» TASK INPUTS:
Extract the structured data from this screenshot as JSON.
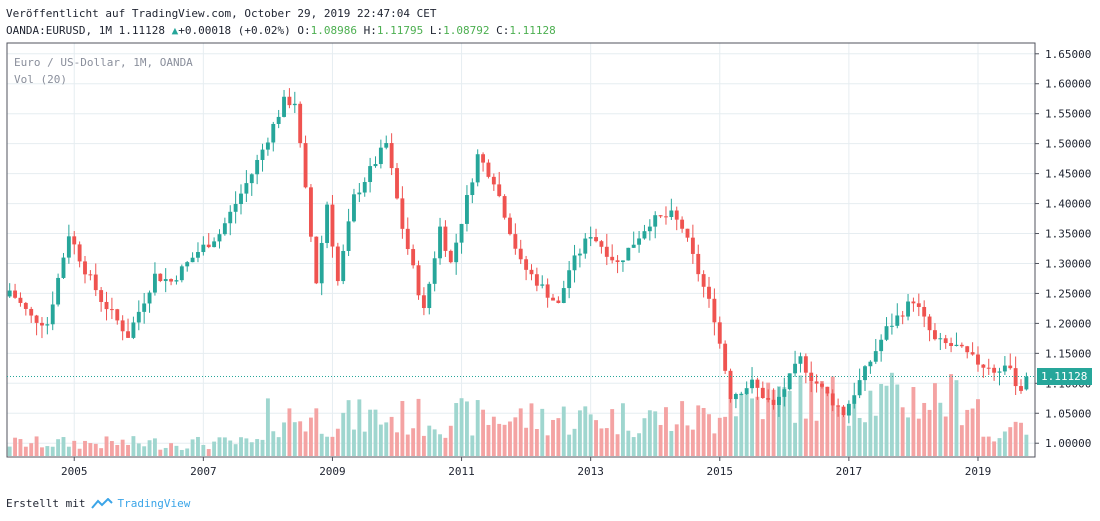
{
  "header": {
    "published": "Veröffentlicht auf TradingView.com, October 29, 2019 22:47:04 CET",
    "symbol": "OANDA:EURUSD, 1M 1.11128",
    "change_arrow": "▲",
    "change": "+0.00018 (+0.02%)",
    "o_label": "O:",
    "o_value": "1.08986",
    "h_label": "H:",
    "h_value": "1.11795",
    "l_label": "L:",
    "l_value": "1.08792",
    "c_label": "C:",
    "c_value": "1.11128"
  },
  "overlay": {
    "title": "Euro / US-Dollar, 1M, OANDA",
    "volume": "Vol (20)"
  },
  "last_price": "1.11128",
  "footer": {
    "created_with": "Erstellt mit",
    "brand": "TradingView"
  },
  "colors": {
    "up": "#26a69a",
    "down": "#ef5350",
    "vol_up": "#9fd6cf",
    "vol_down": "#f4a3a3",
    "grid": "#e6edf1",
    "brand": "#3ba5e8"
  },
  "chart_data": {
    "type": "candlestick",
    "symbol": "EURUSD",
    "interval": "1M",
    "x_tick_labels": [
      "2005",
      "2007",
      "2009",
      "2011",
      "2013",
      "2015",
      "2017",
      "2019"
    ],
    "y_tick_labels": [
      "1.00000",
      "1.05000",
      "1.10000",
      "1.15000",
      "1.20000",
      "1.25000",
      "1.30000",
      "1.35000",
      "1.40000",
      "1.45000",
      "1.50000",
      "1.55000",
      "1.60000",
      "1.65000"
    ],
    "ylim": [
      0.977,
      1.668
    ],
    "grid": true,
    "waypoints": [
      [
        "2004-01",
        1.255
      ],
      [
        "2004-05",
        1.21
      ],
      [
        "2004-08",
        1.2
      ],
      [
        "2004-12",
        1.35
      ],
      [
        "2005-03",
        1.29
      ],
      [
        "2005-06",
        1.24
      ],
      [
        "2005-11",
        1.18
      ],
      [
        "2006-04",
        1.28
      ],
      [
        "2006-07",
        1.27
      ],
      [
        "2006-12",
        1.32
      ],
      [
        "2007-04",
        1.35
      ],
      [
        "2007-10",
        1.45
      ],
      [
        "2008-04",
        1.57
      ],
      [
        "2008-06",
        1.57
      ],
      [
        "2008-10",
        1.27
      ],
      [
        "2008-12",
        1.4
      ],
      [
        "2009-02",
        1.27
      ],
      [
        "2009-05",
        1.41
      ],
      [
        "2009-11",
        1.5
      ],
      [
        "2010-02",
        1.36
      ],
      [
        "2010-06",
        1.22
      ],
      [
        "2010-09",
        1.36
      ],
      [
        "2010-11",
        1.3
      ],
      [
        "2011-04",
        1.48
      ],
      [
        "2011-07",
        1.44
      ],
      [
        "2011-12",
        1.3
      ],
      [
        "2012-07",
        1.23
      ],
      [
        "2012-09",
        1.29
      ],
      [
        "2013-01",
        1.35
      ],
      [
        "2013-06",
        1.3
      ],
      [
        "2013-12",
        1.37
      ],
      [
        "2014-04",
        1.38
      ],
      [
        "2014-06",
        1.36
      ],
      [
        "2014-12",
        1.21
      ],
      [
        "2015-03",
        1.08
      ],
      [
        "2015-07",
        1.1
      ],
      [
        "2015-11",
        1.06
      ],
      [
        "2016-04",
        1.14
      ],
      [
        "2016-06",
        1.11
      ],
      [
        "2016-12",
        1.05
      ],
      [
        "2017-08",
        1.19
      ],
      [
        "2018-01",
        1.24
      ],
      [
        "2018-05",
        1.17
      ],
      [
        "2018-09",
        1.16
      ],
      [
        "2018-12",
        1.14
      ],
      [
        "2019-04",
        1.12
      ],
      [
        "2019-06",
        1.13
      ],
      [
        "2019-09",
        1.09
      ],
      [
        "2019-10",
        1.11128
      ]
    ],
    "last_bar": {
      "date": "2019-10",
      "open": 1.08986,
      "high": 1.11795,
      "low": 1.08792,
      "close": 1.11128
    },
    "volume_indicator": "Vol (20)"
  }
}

» STATED EXERCISE: All of the data needs repeating exactly, but the pictures do not.

» SOLUTION BELOW:
Extract the structured data from this screenshot as JSON.
{
  "header": {
    "published": "Veröffentlicht auf TradingView.com, October 29, 2019 22:47:04 CET",
    "symbol": "OANDA:EURUSD, 1M 1.11128",
    "change_arrow": "▲",
    "change": "+0.00018 (+0.02%)",
    "o_label": "O:",
    "o_value": "1.08986",
    "h_label": "H:",
    "h_value": "1.11795",
    "l_label": "L:",
    "l_value": "1.08792",
    "c_label": "C:",
    "c_value": "1.11128"
  },
  "overlay": {
    "title": "Euro / US-Dollar, 1M, OANDA",
    "volume": "Vol (20)"
  },
  "last_price": "1.11128",
  "footer": {
    "created_with": "Erstellt mit",
    "brand": "TradingView"
  },
  "colors": {
    "up": "#26a69a",
    "down": "#ef5350",
    "vol_up": "#9fd6cf",
    "vol_down": "#f4a3a3",
    "grid": "#e6edf1",
    "brand": "#3ba5e8"
  },
  "chart_data": {
    "type": "candlestick",
    "symbol": "EURUSD",
    "interval": "1M",
    "x_tick_labels": [
      "2005",
      "2007",
      "2009",
      "2011",
      "2013",
      "2015",
      "2017",
      "2019"
    ],
    "y_tick_labels": [
      "1.00000",
      "1.05000",
      "1.10000",
      "1.15000",
      "1.20000",
      "1.25000",
      "1.30000",
      "1.35000",
      "1.40000",
      "1.45000",
      "1.50000",
      "1.55000",
      "1.60000",
      "1.65000"
    ],
    "ylim": [
      0.977,
      1.668
    ],
    "grid": true,
    "waypoints": [
      [
        "2004-01",
        1.255
      ],
      [
        "2004-05",
        1.21
      ],
      [
        "2004-08",
        1.2
      ],
      [
        "2004-12",
        1.35
      ],
      [
        "2005-03",
        1.29
      ],
      [
        "2005-06",
        1.24
      ],
      [
        "2005-11",
        1.18
      ],
      [
        "2006-04",
        1.28
      ],
      [
        "2006-07",
        1.27
      ],
      [
        "2006-12",
        1.32
      ],
      [
        "2007-04",
        1.35
      ],
      [
        "2007-10",
        1.45
      ],
      [
        "2008-04",
        1.57
      ],
      [
        "2008-06",
        1.57
      ],
      [
        "2008-10",
        1.27
      ],
      [
        "2008-12",
        1.4
      ],
      [
        "2009-02",
        1.27
      ],
      [
        "2009-05",
        1.41
      ],
      [
        "2009-11",
        1.5
      ],
      [
        "2010-02",
        1.36
      ],
      [
        "2010-06",
        1.22
      ],
      [
        "2010-09",
        1.36
      ],
      [
        "2010-11",
        1.3
      ],
      [
        "2011-04",
        1.48
      ],
      [
        "2011-07",
        1.44
      ],
      [
        "2011-12",
        1.3
      ],
      [
        "2012-07",
        1.23
      ],
      [
        "2012-09",
        1.29
      ],
      [
        "2013-01",
        1.35
      ],
      [
        "2013-06",
        1.3
      ],
      [
        "2013-12",
        1.37
      ],
      [
        "2014-04",
        1.38
      ],
      [
        "2014-06",
        1.36
      ],
      [
        "2014-12",
        1.21
      ],
      [
        "2015-03",
        1.08
      ],
      [
        "2015-07",
        1.1
      ],
      [
        "2015-11",
        1.06
      ],
      [
        "2016-04",
        1.14
      ],
      [
        "2016-06",
        1.11
      ],
      [
        "2016-12",
        1.05
      ],
      [
        "2017-08",
        1.19
      ],
      [
        "2018-01",
        1.24
      ],
      [
        "2018-05",
        1.17
      ],
      [
        "2018-09",
        1.16
      ],
      [
        "2018-12",
        1.14
      ],
      [
        "2019-04",
        1.12
      ],
      [
        "2019-06",
        1.13
      ],
      [
        "2019-09",
        1.09
      ],
      [
        "2019-10",
        1.11128
      ]
    ],
    "last_bar": {
      "date": "2019-10",
      "open": 1.08986,
      "high": 1.11795,
      "low": 1.08792,
      "close": 1.11128
    },
    "volume_indicator": "Vol (20)"
  }
}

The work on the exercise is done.